## Records provided
— Start —
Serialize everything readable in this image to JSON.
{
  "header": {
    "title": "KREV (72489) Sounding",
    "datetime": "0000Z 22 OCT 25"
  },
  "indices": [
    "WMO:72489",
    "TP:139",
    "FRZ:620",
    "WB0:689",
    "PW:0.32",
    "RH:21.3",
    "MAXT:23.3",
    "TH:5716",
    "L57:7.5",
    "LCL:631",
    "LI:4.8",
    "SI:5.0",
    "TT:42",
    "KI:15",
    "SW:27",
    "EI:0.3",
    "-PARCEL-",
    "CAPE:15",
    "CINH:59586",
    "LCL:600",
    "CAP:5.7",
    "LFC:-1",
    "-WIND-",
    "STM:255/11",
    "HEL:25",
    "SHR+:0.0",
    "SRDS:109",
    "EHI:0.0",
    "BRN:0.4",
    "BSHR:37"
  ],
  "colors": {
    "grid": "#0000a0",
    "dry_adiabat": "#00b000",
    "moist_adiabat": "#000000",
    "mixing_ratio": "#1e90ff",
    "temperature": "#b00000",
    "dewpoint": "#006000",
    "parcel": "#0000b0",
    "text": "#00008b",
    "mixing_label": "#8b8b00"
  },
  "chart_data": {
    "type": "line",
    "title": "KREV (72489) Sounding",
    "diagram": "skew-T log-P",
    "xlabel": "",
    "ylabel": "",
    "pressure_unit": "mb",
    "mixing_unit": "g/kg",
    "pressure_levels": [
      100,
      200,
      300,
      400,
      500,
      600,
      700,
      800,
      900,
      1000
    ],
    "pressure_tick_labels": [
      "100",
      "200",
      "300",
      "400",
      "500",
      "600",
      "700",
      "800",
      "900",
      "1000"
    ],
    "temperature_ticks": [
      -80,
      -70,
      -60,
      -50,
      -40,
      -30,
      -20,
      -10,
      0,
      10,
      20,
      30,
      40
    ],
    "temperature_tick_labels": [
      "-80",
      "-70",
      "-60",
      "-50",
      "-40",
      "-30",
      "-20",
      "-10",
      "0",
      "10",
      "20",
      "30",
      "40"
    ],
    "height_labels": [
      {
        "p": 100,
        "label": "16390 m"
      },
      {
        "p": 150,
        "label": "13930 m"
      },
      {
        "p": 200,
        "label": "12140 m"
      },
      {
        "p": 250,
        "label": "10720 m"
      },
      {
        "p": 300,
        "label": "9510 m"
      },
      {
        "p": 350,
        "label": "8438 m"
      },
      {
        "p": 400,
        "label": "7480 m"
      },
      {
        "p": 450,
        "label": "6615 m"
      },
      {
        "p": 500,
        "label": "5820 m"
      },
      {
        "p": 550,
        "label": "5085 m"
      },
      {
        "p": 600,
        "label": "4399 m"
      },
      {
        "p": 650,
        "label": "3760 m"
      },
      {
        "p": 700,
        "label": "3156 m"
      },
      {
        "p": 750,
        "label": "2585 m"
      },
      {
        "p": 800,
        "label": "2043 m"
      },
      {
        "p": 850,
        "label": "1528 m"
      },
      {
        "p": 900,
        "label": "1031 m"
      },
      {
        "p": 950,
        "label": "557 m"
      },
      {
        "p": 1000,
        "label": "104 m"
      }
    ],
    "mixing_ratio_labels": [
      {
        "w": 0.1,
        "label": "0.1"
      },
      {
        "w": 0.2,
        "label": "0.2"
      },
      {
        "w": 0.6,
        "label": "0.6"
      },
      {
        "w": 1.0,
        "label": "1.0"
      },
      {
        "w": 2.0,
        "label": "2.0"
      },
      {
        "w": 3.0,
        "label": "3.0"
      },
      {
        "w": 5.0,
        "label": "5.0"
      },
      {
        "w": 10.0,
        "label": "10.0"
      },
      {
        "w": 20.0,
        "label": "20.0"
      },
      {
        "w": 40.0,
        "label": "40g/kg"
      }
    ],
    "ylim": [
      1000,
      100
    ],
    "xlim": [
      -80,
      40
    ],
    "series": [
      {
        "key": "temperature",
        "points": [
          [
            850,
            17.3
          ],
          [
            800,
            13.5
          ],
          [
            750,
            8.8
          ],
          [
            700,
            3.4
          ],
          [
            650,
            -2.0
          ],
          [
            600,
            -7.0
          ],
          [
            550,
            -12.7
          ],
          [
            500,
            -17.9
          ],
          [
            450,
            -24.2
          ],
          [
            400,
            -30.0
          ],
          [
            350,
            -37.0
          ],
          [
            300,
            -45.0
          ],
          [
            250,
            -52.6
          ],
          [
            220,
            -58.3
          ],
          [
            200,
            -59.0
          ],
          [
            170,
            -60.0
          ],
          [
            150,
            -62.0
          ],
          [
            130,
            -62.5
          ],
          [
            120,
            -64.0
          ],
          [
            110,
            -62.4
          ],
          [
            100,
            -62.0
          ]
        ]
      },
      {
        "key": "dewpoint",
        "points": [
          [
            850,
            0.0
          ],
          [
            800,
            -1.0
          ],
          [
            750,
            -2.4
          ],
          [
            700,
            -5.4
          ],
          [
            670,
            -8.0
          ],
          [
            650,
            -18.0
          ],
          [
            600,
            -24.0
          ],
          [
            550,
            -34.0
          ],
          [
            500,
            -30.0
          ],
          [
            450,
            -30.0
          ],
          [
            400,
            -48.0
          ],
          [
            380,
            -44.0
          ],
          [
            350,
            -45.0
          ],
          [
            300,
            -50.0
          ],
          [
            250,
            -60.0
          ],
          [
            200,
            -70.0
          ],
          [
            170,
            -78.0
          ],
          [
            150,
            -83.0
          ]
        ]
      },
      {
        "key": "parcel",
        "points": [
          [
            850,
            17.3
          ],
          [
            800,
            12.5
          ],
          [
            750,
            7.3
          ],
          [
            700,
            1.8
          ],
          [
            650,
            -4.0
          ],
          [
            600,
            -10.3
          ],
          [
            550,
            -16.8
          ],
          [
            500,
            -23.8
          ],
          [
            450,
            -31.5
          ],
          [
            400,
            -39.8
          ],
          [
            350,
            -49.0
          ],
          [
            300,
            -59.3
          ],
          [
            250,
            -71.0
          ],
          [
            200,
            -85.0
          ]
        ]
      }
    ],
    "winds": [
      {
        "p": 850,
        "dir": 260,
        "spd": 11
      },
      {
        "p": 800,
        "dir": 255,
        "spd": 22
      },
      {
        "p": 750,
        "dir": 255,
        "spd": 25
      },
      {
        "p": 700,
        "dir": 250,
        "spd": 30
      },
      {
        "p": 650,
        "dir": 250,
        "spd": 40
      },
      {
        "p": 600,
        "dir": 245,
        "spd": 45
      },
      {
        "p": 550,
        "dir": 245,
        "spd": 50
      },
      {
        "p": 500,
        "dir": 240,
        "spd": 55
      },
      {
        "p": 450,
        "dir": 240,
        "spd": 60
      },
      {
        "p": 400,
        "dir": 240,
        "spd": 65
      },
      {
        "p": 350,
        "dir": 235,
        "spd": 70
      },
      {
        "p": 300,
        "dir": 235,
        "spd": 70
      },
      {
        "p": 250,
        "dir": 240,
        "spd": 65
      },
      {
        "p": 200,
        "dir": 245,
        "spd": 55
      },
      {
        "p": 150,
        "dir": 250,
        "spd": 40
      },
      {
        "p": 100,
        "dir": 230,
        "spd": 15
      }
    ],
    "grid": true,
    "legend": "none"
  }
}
— End —
Write out every line of the records exactly.

Serialize everything readable in this image to JSON.
{
  "header": {
    "title": "KREV (72489) Sounding",
    "datetime": "0000Z 22 OCT 25"
  },
  "indices": [
    "WMO:72489",
    "TP:139",
    "FRZ:620",
    "WB0:689",
    "PW:0.32",
    "RH:21.3",
    "MAXT:23.3",
    "TH:5716",
    "L57:7.5",
    "LCL:631",
    "LI:4.8",
    "SI:5.0",
    "TT:42",
    "KI:15",
    "SW:27",
    "EI:0.3",
    "-PARCEL-",
    "CAPE:15",
    "CINH:59586",
    "LCL:600",
    "CAP:5.7",
    "LFC:-1",
    "-WIND-",
    "STM:255/11",
    "HEL:25",
    "SHR+:0.0",
    "SRDS:109",
    "EHI:0.0",
    "BRN:0.4",
    "BSHR:37"
  ],
  "colors": {
    "grid": "#0000a0",
    "dry_adiabat": "#00b000",
    "moist_adiabat": "#000000",
    "mixing_ratio": "#1e90ff",
    "temperature": "#b00000",
    "dewpoint": "#006000",
    "parcel": "#0000b0",
    "text": "#00008b",
    "mixing_label": "#8b8b00"
  },
  "chart_data": {
    "type": "line",
    "title": "KREV (72489) Sounding",
    "diagram": "skew-T log-P",
    "xlabel": "",
    "ylabel": "",
    "pressure_unit": "mb",
    "mixing_unit": "g/kg",
    "pressure_levels": [
      100,
      200,
      300,
      400,
      500,
      600,
      700,
      800,
      900,
      1000
    ],
    "pressure_tick_labels": [
      "100",
      "200",
      "300",
      "400",
      "500",
      "600",
      "700",
      "800",
      "900",
      "1000"
    ],
    "temperature_ticks": [
      -80,
      -70,
      -60,
      -50,
      -40,
      -30,
      -20,
      -10,
      0,
      10,
      20,
      30,
      40
    ],
    "temperature_tick_labels": [
      "-80",
      "-70",
      "-60",
      "-50",
      "-40",
      "-30",
      "-20",
      "-10",
      "0",
      "10",
      "20",
      "30",
      "40"
    ],
    "height_labels": [
      {
        "p": 100,
        "label": "16390 m"
      },
      {
        "p": 150,
        "label": "13930 m"
      },
      {
        "p": 200,
        "label": "12140 m"
      },
      {
        "p": 250,
        "label": "10720 m"
      },
      {
        "p": 300,
        "label": "9510 m"
      },
      {
        "p": 350,
        "label": "8438 m"
      },
      {
        "p": 400,
        "label": "7480 m"
      },
      {
        "p": 450,
        "label": "6615 m"
      },
      {
        "p": 500,
        "label": "5820 m"
      },
      {
        "p": 550,
        "label": "5085 m"
      },
      {
        "p": 600,
        "label": "4399 m"
      },
      {
        "p": 650,
        "label": "3760 m"
      },
      {
        "p": 700,
        "label": "3156 m"
      },
      {
        "p": 750,
        "label": "2585 m"
      },
      {
        "p": 800,
        "label": "2043 m"
      },
      {
        "p": 850,
        "label": "1528 m"
      },
      {
        "p": 900,
        "label": "1031 m"
      },
      {
        "p": 950,
        "label": "557 m"
      },
      {
        "p": 1000,
        "label": "104 m"
      }
    ],
    "mixing_ratio_labels": [
      {
        "w": 0.1,
        "label": "0.1"
      },
      {
        "w": 0.2,
        "label": "0.2"
      },
      {
        "w": 0.6,
        "label": "0.6"
      },
      {
        "w": 1.0,
        "label": "1.0"
      },
      {
        "w": 2.0,
        "label": "2.0"
      },
      {
        "w": 3.0,
        "label": "3.0"
      },
      {
        "w": 5.0,
        "label": "5.0"
      },
      {
        "w": 10.0,
        "label": "10.0"
      },
      {
        "w": 20.0,
        "label": "20.0"
      },
      {
        "w": 40.0,
        "label": "40g/kg"
      }
    ],
    "ylim": [
      1000,
      100
    ],
    "xlim": [
      -80,
      40
    ],
    "series": [
      {
        "key": "temperature",
        "points": [
          [
            850,
            17.3
          ],
          [
            800,
            13.5
          ],
          [
            750,
            8.8
          ],
          [
            700,
            3.4
          ],
          [
            650,
            -2.0
          ],
          [
            600,
            -7.0
          ],
          [
            550,
            -12.7
          ],
          [
            500,
            -17.9
          ],
          [
            450,
            -24.2
          ],
          [
            400,
            -30.0
          ],
          [
            350,
            -37.0
          ],
          [
            300,
            -45.0
          ],
          [
            250,
            -52.6
          ],
          [
            220,
            -58.3
          ],
          [
            200,
            -59.0
          ],
          [
            170,
            -60.0
          ],
          [
            150,
            -62.0
          ],
          [
            130,
            -62.5
          ],
          [
            120,
            -64.0
          ],
          [
            110,
            -62.4
          ],
          [
            100,
            -62.0
          ]
        ]
      },
      {
        "key": "dewpoint",
        "points": [
          [
            850,
            0.0
          ],
          [
            800,
            -1.0
          ],
          [
            750,
            -2.4
          ],
          [
            700,
            -5.4
          ],
          [
            670,
            -8.0
          ],
          [
            650,
            -18.0
          ],
          [
            600,
            -24.0
          ],
          [
            550,
            -34.0
          ],
          [
            500,
            -30.0
          ],
          [
            450,
            -30.0
          ],
          [
            400,
            -48.0
          ],
          [
            380,
            -44.0
          ],
          [
            350,
            -45.0
          ],
          [
            300,
            -50.0
          ],
          [
            250,
            -60.0
          ],
          [
            200,
            -70.0
          ],
          [
            170,
            -78.0
          ],
          [
            150,
            -83.0
          ]
        ]
      },
      {
        "key": "parcel",
        "points": [
          [
            850,
            17.3
          ],
          [
            800,
            12.5
          ],
          [
            750,
            7.3
          ],
          [
            700,
            1.8
          ],
          [
            650,
            -4.0
          ],
          [
            600,
            -10.3
          ],
          [
            550,
            -16.8
          ],
          [
            500,
            -23.8
          ],
          [
            450,
            -31.5
          ],
          [
            400,
            -39.8
          ],
          [
            350,
            -49.0
          ],
          [
            300,
            -59.3
          ],
          [
            250,
            -71.0
          ],
          [
            200,
            -85.0
          ]
        ]
      }
    ],
    "winds": [
      {
        "p": 850,
        "dir": 260,
        "spd": 11
      },
      {
        "p": 800,
        "dir": 255,
        "spd": 22
      },
      {
        "p": 750,
        "dir": 255,
        "spd": 25
      },
      {
        "p": 700,
        "dir": 250,
        "spd": 30
      },
      {
        "p": 650,
        "dir": 250,
        "spd": 40
      },
      {
        "p": 600,
        "dir": 245,
        "spd": 45
      },
      {
        "p": 550,
        "dir": 245,
        "spd": 50
      },
      {
        "p": 500,
        "dir": 240,
        "spd": 55
      },
      {
        "p": 450,
        "dir": 240,
        "spd": 60
      },
      {
        "p": 400,
        "dir": 240,
        "spd": 65
      },
      {
        "p": 350,
        "dir": 235,
        "spd": 70
      },
      {
        "p": 300,
        "dir": 235,
        "spd": 70
      },
      {
        "p": 250,
        "dir": 240,
        "spd": 65
      },
      {
        "p": 200,
        "dir": 245,
        "spd": 55
      },
      {
        "p": 150,
        "dir": 250,
        "spd": 40
      },
      {
        "p": 100,
        "dir": 230,
        "spd": 15
      }
    ],
    "grid": true,
    "legend": "none"
  }
}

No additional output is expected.